Collection entries:
=-=-=-=-=
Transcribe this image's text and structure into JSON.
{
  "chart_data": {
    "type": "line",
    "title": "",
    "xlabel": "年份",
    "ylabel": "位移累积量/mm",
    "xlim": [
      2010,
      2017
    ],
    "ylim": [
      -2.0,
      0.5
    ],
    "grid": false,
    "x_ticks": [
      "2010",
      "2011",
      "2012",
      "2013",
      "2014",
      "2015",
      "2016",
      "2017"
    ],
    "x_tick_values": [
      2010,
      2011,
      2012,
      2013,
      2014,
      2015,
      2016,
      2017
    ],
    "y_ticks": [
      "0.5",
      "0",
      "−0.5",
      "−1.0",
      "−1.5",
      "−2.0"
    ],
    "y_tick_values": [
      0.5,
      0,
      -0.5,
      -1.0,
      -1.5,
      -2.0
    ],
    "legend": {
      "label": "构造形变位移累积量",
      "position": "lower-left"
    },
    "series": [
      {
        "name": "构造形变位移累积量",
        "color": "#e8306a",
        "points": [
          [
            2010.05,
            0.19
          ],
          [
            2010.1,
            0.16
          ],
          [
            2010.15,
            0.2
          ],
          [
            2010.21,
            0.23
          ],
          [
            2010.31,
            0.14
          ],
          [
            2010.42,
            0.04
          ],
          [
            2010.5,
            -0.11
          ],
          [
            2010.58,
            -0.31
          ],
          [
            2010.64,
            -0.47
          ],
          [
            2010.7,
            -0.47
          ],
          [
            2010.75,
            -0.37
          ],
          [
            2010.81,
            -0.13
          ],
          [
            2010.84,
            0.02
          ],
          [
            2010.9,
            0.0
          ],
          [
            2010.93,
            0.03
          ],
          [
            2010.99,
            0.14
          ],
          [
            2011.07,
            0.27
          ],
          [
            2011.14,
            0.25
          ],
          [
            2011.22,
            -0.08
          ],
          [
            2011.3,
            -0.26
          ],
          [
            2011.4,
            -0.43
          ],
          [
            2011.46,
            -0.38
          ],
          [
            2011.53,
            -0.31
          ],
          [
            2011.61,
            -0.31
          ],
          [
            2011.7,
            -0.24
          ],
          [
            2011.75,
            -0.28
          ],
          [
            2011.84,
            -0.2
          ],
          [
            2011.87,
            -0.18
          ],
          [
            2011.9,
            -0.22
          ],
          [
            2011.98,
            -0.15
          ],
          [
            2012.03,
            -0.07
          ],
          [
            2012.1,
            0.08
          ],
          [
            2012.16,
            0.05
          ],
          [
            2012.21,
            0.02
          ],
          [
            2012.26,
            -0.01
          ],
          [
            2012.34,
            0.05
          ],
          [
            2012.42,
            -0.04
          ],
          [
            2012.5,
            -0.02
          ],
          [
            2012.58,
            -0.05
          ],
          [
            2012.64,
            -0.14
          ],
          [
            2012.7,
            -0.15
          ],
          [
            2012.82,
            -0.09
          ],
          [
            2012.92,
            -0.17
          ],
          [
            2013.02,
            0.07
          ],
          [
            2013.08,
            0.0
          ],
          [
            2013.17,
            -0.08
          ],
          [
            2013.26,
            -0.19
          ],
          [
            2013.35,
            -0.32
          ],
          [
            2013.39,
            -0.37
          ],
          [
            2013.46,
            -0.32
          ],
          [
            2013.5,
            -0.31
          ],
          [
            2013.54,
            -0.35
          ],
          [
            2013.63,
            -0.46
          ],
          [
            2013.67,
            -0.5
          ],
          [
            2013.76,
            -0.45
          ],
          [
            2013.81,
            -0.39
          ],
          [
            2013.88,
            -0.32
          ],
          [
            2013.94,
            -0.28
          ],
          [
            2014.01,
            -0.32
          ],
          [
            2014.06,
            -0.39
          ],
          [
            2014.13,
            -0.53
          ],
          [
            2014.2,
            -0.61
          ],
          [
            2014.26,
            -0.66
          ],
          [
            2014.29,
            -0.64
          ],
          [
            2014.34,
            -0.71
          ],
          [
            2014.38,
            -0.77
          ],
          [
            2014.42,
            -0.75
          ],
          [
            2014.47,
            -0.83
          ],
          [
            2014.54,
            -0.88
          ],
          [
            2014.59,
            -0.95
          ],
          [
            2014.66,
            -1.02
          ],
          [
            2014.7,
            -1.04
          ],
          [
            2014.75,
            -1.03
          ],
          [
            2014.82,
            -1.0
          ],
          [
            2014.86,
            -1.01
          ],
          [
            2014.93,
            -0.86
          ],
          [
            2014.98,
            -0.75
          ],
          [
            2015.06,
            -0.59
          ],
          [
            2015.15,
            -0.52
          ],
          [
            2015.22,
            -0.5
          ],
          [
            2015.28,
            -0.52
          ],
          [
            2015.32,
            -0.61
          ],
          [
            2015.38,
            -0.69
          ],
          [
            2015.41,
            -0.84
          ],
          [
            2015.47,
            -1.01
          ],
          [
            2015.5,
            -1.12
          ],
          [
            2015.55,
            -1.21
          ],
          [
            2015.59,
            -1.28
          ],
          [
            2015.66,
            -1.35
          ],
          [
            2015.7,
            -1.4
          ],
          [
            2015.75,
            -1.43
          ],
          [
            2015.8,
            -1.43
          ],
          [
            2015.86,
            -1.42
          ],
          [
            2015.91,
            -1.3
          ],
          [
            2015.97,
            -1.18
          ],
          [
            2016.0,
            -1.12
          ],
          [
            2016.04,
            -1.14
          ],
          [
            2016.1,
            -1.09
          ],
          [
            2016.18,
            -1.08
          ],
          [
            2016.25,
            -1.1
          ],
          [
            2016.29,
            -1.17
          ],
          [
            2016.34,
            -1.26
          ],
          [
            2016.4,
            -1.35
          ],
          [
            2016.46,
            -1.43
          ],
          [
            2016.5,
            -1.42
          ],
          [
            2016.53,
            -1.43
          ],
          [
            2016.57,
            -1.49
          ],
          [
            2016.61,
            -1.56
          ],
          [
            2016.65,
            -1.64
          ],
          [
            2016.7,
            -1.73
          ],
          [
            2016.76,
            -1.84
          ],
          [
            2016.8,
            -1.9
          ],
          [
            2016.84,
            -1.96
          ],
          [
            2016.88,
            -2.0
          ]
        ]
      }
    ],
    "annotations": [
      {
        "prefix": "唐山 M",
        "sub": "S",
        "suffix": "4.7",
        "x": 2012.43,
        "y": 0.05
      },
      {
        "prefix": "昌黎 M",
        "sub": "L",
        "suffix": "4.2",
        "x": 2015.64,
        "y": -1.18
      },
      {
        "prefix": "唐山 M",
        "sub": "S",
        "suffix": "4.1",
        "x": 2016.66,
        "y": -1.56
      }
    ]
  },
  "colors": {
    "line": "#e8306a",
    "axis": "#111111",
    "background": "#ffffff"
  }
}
=-=-=-=-=
Exercise brief ▸ Generate an exact reproduction of all entries.

In response ▸
Transcribe this image's text and structure into JSON.
{
  "chart_data": {
    "type": "line",
    "title": "",
    "xlabel": "年份",
    "ylabel": "位移累积量/mm",
    "xlim": [
      2010,
      2017
    ],
    "ylim": [
      -2.0,
      0.5
    ],
    "grid": false,
    "x_ticks": [
      "2010",
      "2011",
      "2012",
      "2013",
      "2014",
      "2015",
      "2016",
      "2017"
    ],
    "x_tick_values": [
      2010,
      2011,
      2012,
      2013,
      2014,
      2015,
      2016,
      2017
    ],
    "y_ticks": [
      "0.5",
      "0",
      "−0.5",
      "−1.0",
      "−1.5",
      "−2.0"
    ],
    "y_tick_values": [
      0.5,
      0,
      -0.5,
      -1.0,
      -1.5,
      -2.0
    ],
    "legend": {
      "label": "构造形变位移累积量",
      "position": "lower-left"
    },
    "series": [
      {
        "name": "构造形变位移累积量",
        "color": "#e8306a",
        "points": [
          [
            2010.05,
            0.19
          ],
          [
            2010.1,
            0.16
          ],
          [
            2010.15,
            0.2
          ],
          [
            2010.21,
            0.23
          ],
          [
            2010.31,
            0.14
          ],
          [
            2010.42,
            0.04
          ],
          [
            2010.5,
            -0.11
          ],
          [
            2010.58,
            -0.31
          ],
          [
            2010.64,
            -0.47
          ],
          [
            2010.7,
            -0.47
          ],
          [
            2010.75,
            -0.37
          ],
          [
            2010.81,
            -0.13
          ],
          [
            2010.84,
            0.02
          ],
          [
            2010.9,
            0.0
          ],
          [
            2010.93,
            0.03
          ],
          [
            2010.99,
            0.14
          ],
          [
            2011.07,
            0.27
          ],
          [
            2011.14,
            0.25
          ],
          [
            2011.22,
            -0.08
          ],
          [
            2011.3,
            -0.26
          ],
          [
            2011.4,
            -0.43
          ],
          [
            2011.46,
            -0.38
          ],
          [
            2011.53,
            -0.31
          ],
          [
            2011.61,
            -0.31
          ],
          [
            2011.7,
            -0.24
          ],
          [
            2011.75,
            -0.28
          ],
          [
            2011.84,
            -0.2
          ],
          [
            2011.87,
            -0.18
          ],
          [
            2011.9,
            -0.22
          ],
          [
            2011.98,
            -0.15
          ],
          [
            2012.03,
            -0.07
          ],
          [
            2012.1,
            0.08
          ],
          [
            2012.16,
            0.05
          ],
          [
            2012.21,
            0.02
          ],
          [
            2012.26,
            -0.01
          ],
          [
            2012.34,
            0.05
          ],
          [
            2012.42,
            -0.04
          ],
          [
            2012.5,
            -0.02
          ],
          [
            2012.58,
            -0.05
          ],
          [
            2012.64,
            -0.14
          ],
          [
            2012.7,
            -0.15
          ],
          [
            2012.82,
            -0.09
          ],
          [
            2012.92,
            -0.17
          ],
          [
            2013.02,
            0.07
          ],
          [
            2013.08,
            0.0
          ],
          [
            2013.17,
            -0.08
          ],
          [
            2013.26,
            -0.19
          ],
          [
            2013.35,
            -0.32
          ],
          [
            2013.39,
            -0.37
          ],
          [
            2013.46,
            -0.32
          ],
          [
            2013.5,
            -0.31
          ],
          [
            2013.54,
            -0.35
          ],
          [
            2013.63,
            -0.46
          ],
          [
            2013.67,
            -0.5
          ],
          [
            2013.76,
            -0.45
          ],
          [
            2013.81,
            -0.39
          ],
          [
            2013.88,
            -0.32
          ],
          [
            2013.94,
            -0.28
          ],
          [
            2014.01,
            -0.32
          ],
          [
            2014.06,
            -0.39
          ],
          [
            2014.13,
            -0.53
          ],
          [
            2014.2,
            -0.61
          ],
          [
            2014.26,
            -0.66
          ],
          [
            2014.29,
            -0.64
          ],
          [
            2014.34,
            -0.71
          ],
          [
            2014.38,
            -0.77
          ],
          [
            2014.42,
            -0.75
          ],
          [
            2014.47,
            -0.83
          ],
          [
            2014.54,
            -0.88
          ],
          [
            2014.59,
            -0.95
          ],
          [
            2014.66,
            -1.02
          ],
          [
            2014.7,
            -1.04
          ],
          [
            2014.75,
            -1.03
          ],
          [
            2014.82,
            -1.0
          ],
          [
            2014.86,
            -1.01
          ],
          [
            2014.93,
            -0.86
          ],
          [
            2014.98,
            -0.75
          ],
          [
            2015.06,
            -0.59
          ],
          [
            2015.15,
            -0.52
          ],
          [
            2015.22,
            -0.5
          ],
          [
            2015.28,
            -0.52
          ],
          [
            2015.32,
            -0.61
          ],
          [
            2015.38,
            -0.69
          ],
          [
            2015.41,
            -0.84
          ],
          [
            2015.47,
            -1.01
          ],
          [
            2015.5,
            -1.12
          ],
          [
            2015.55,
            -1.21
          ],
          [
            2015.59,
            -1.28
          ],
          [
            2015.66,
            -1.35
          ],
          [
            2015.7,
            -1.4
          ],
          [
            2015.75,
            -1.43
          ],
          [
            2015.8,
            -1.43
          ],
          [
            2015.86,
            -1.42
          ],
          [
            2015.91,
            -1.3
          ],
          [
            2015.97,
            -1.18
          ],
          [
            2016.0,
            -1.12
          ],
          [
            2016.04,
            -1.14
          ],
          [
            2016.1,
            -1.09
          ],
          [
            2016.18,
            -1.08
          ],
          [
            2016.25,
            -1.1
          ],
          [
            2016.29,
            -1.17
          ],
          [
            2016.34,
            -1.26
          ],
          [
            2016.4,
            -1.35
          ],
          [
            2016.46,
            -1.43
          ],
          [
            2016.5,
            -1.42
          ],
          [
            2016.53,
            -1.43
          ],
          [
            2016.57,
            -1.49
          ],
          [
            2016.61,
            -1.56
          ],
          [
            2016.65,
            -1.64
          ],
          [
            2016.7,
            -1.73
          ],
          [
            2016.76,
            -1.84
          ],
          [
            2016.8,
            -1.9
          ],
          [
            2016.84,
            -1.96
          ],
          [
            2016.88,
            -2.0
          ]
        ]
      }
    ],
    "annotations": [
      {
        "prefix": "唐山 M",
        "sub": "S",
        "suffix": "4.7",
        "x": 2012.43,
        "y": 0.05
      },
      {
        "prefix": "昌黎 M",
        "sub": "L",
        "suffix": "4.2",
        "x": 2015.64,
        "y": -1.18
      },
      {
        "prefix": "唐山 M",
        "sub": "S",
        "suffix": "4.1",
        "x": 2016.66,
        "y": -1.56
      }
    ]
  },
  "colors": {
    "line": "#e8306a",
    "axis": "#111111",
    "background": "#ffffff"
  }
}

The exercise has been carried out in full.